**Objective**
Copy all of the material word for word, except for the pictures.

Raw records start

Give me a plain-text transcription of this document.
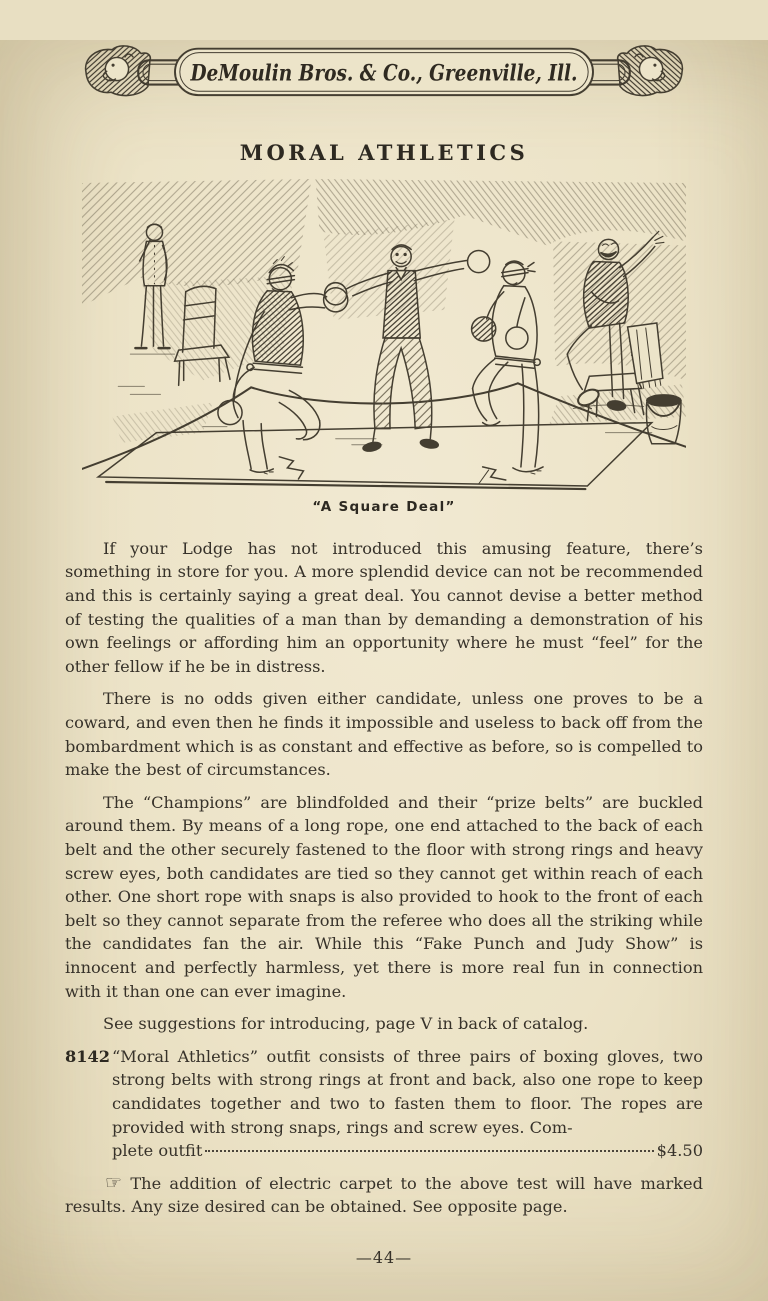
DeMoulin Bros. & Co., Greenville, Ill.
MORAL ATHLETICS
“A Square Deal”

If your Lodge has not introduced this amusing feature, there’s something in store for you. A more splendid device can not be recommended and this is certainly saying a great deal. You cannot devise a better method of testing the qualities of a man than by demanding a demonstration of his own feelings or affording him an opportunity where he must “feel” for the other fellow if he be in distress.

There is no odds given either candidate, unless one proves to be a coward, and even then he finds it impossible and useless to back off from the bombardment which is as constant and effective as before, so is compelled to make the best of circumstances.

The “Champions” are blindfolded and their “prize belts” are buckled around them. By means of a long rope, one end attached to the back of each belt and the other securely fastened to the floor with strong rings and heavy screw eyes, both candidates are tied so they cannot get within reach of each other. One short rope with snaps is also provided to hook to the front of each belt so they cannot separate from the referee who does all the striking while the candidates fan the air. While this “Fake Punch and Judy Show” is innocent and perfectly harmless, yet there is more real fun in connection with it than one can ever imagine.

See suggestions for introducing, page V in back of catalog.

8142 “Moral Athletics” outfit consists of three pairs of boxing gloves, two strong belts with strong rings at front and back, also one rope to keep candidates together and two to fasten them to floor. The ropes are provided with strong snaps, rings and screw eyes. Com-
plete outfit	$4.50

☞ The addition of electric carpet to the above test will have marked results. Any size desired can be obtained. See opposite page.

—44—
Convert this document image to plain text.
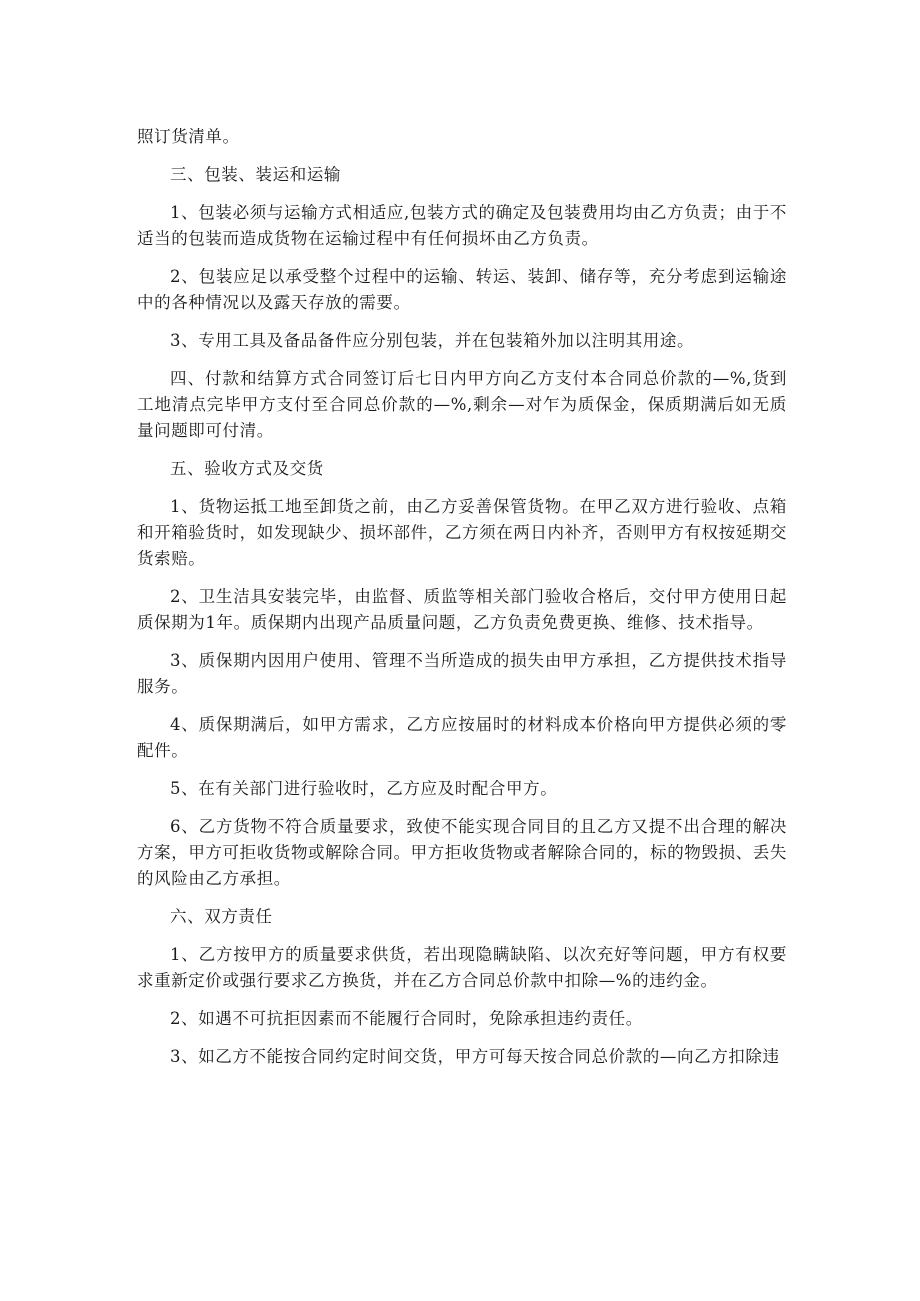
照订货清单。

三、包装、装运和运输

1、包装必须与运输方式相适应,包装方式的确定及包装费用均由乙方负责；由于不适当的包装而造成货物在运输过程中有任何损坏由乙方负责。

2、包装应足以承受整个过程中的运输、转运、装卸、储存等，充分考虑到运输途中的各种情况以及露天存放的需要。

3、专用工具及备品备件应分别包装，并在包装箱外加以注明其用途。

四、付款和结算方式合同签订后七日内甲方向乙方支付本合同总价款的—%,货到工地清点完毕甲方支付至合同总价款的—%,剩余—对乍为质保金，保质期满后如无质量问题即可付清。

五、验收方式及交货

1、货物运抵工地至卸货之前，由乙方妥善保管货物。在甲乙双方进行验收、点箱和开箱验货时，如发现缺少、损坏部件，乙方须在两日内补齐，否则甲方有权按延期交货索赔。

2、卫生洁具安装完毕，由监督、质监等相关部门验收合格后，交付甲方使用日起质保期为1年。质保期内出现产品质量问题，乙方负责免费更换、维修、技术指导。

3、质保期内因用户使用、管理不当所造成的损失由甲方承担，乙方提供技术指导服务。

4、质保期满后，如甲方需求，乙方应按届时的材料成本价格向甲方提供必须的零配件。

5、在有关部门进行验收时，乙方应及时配合甲方。

6、乙方货物不符合质量要求，致使不能实现合同目的且乙方又提不出合理的解决方案，甲方可拒收货物或解除合同。甲方拒收货物或者解除合同的，标的物毁损、丢失的风险由乙方承担。

六、双方责任

1、乙方按甲方的质量要求供货，若出现隐瞒缺陷、以次充好等问题，甲方有权要求重新定价或强行要求乙方换货，并在乙方合同总价款中扣除—%的违约金。

2、如遇不可抗拒因素而不能履行合同时，免除承担违约责任。

3、如乙方不能按合同约定时间交货，甲方可每天按合同总价款的—向乙方扣除违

Raw records end

**Solution to this exercise**
Give me a plain-text transcription of this document.
DeMoulin Bros. & Co., Greenville, Ill.
MORAL ATHLETICS
“A Square Deal”

If your Lodge has not introduced this amusing feature, there’s something in store for you. A more splendid device can not be recommended and this is certainly saying a great deal. You cannot devise a better method of testing the qualities of a man than by demanding a demonstration of his own feelings or affording him an opportunity where he must “feel” for the other fellow if he be in distress.

There is no odds given either candidate, unless one proves to be a coward, and even then he finds it impossible and useless to back off from the bombardment which is as constant and effective as before, so is compelled to make the best of circumstances.

The “Champions” are blindfolded and their “prize belts” are buckled around them. By means of a long rope, one end attached to the back of each belt and the other securely fastened to the floor with strong rings and heavy screw eyes, both candidates are tied so they cannot get within reach of each other. One short rope with snaps is also provided to hook to the front of each belt so they cannot separate from the referee who does all the striking while the candidates fan the air. While this “Fake Punch and Judy Show” is innocent and perfectly harmless, yet there is more real fun in connection with it than one can ever imagine.

See suggestions for introducing, page V in back of catalog.

8142 “Moral Athletics” outfit consists of three pairs of boxing gloves, two strong belts with strong rings at front and back, also one rope to keep candidates together and two to fasten them to floor. The ropes are provided with strong snaps, rings and screw eyes. Com-
plete outfit	$4.50

☞ The addition of electric carpet to the above test will have marked results. Any size desired can be obtained. See opposite page.

—44—
Convert this document image to plain text.
照订货清单。

三、包装、装运和运输

1、包装必须与运输方式相适应,包装方式的确定及包装费用均由乙方负责；由于不适当的包装而造成货物在运输过程中有任何损坏由乙方负责。

2、包装应足以承受整个过程中的运输、转运、装卸、储存等，充分考虑到运输途中的各种情况以及露天存放的需要。

3、专用工具及备品备件应分别包装，并在包装箱外加以注明其用途。

四、付款和结算方式合同签订后七日内甲方向乙方支付本合同总价款的—%,货到工地清点完毕甲方支付至合同总价款的—%,剩余—对乍为质保金，保质期满后如无质量问题即可付清。

五、验收方式及交货

1、货物运抵工地至卸货之前，由乙方妥善保管货物。在甲乙双方进行验收、点箱和开箱验货时，如发现缺少、损坏部件，乙方须在两日内补齐，否则甲方有权按延期交货索赔。

2、卫生洁具安装完毕，由监督、质监等相关部门验收合格后，交付甲方使用日起质保期为1年。质保期内出现产品质量问题，乙方负责免费更换、维修、技术指导。

3、质保期内因用户使用、管理不当所造成的损失由甲方承担，乙方提供技术指导服务。

4、质保期满后，如甲方需求，乙方应按届时的材料成本价格向甲方提供必须的零配件。

5、在有关部门进行验收时，乙方应及时配合甲方。

6、乙方货物不符合质量要求，致使不能实现合同目的且乙方又提不出合理的解决方案，甲方可拒收货物或解除合同。甲方拒收货物或者解除合同的，标的物毁损、丢失的风险由乙方承担。

六、双方责任

1、乙方按甲方的质量要求供货，若出现隐瞒缺陷、以次充好等问题，甲方有权要求重新定价或强行要求乙方换货，并在乙方合同总价款中扣除—%的违约金。

2、如遇不可抗拒因素而不能履行合同时，免除承担违约责任。

3、如乙方不能按合同约定时间交货，甲方可每天按合同总价款的—向乙方扣除违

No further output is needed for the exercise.